━━ TASK DATA ━━
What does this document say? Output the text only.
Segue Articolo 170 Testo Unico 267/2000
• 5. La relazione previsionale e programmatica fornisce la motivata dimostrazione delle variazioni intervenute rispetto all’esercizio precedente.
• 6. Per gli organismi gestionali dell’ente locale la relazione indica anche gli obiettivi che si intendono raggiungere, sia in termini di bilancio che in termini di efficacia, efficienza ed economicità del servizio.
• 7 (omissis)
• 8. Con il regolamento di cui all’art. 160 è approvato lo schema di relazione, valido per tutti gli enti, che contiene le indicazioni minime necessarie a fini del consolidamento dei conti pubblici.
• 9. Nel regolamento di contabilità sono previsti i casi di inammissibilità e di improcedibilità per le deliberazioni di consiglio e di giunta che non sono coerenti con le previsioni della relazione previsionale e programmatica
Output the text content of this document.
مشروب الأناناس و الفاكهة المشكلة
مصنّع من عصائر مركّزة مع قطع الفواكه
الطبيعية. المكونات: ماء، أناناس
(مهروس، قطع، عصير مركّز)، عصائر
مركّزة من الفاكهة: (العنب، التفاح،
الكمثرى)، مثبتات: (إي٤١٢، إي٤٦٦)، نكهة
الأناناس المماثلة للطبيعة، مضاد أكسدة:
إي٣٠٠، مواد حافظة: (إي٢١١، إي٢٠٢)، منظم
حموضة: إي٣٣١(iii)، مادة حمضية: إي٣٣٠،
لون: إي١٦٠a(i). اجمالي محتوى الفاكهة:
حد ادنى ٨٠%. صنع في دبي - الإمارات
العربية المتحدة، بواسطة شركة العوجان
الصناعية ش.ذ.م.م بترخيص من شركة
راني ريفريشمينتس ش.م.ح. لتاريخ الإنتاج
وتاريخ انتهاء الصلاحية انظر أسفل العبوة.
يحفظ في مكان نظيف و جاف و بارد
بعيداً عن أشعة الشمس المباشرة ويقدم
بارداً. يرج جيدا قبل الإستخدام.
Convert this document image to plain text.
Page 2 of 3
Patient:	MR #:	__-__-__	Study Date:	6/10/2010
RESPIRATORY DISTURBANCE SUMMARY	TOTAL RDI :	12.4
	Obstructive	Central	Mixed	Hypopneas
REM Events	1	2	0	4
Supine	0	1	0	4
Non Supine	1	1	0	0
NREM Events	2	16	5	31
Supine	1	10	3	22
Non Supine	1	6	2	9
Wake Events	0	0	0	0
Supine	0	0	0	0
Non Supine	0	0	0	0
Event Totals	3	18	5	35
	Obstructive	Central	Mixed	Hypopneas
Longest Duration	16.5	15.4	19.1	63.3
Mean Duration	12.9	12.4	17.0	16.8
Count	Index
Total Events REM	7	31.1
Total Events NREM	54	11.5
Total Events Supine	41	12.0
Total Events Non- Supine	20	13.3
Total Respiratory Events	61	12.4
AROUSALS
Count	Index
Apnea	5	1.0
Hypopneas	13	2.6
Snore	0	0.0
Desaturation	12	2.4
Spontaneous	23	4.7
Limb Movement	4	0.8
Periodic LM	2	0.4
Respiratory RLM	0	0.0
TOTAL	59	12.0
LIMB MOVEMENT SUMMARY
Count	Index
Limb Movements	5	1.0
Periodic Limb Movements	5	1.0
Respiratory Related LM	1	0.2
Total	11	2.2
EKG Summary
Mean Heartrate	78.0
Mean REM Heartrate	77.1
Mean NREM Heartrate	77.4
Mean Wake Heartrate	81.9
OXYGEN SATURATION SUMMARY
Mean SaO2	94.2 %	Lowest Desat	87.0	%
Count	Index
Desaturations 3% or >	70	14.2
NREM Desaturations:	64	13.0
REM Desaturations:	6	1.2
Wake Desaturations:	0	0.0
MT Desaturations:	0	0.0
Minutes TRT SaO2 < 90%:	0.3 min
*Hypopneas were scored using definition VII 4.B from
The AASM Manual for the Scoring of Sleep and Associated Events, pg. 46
━━━
■ **GOAL OF THE EXERCISE**
Of the lines in the records, determine how many contain the word "Desaturations", and report that number alone.

■ **RESULT**
5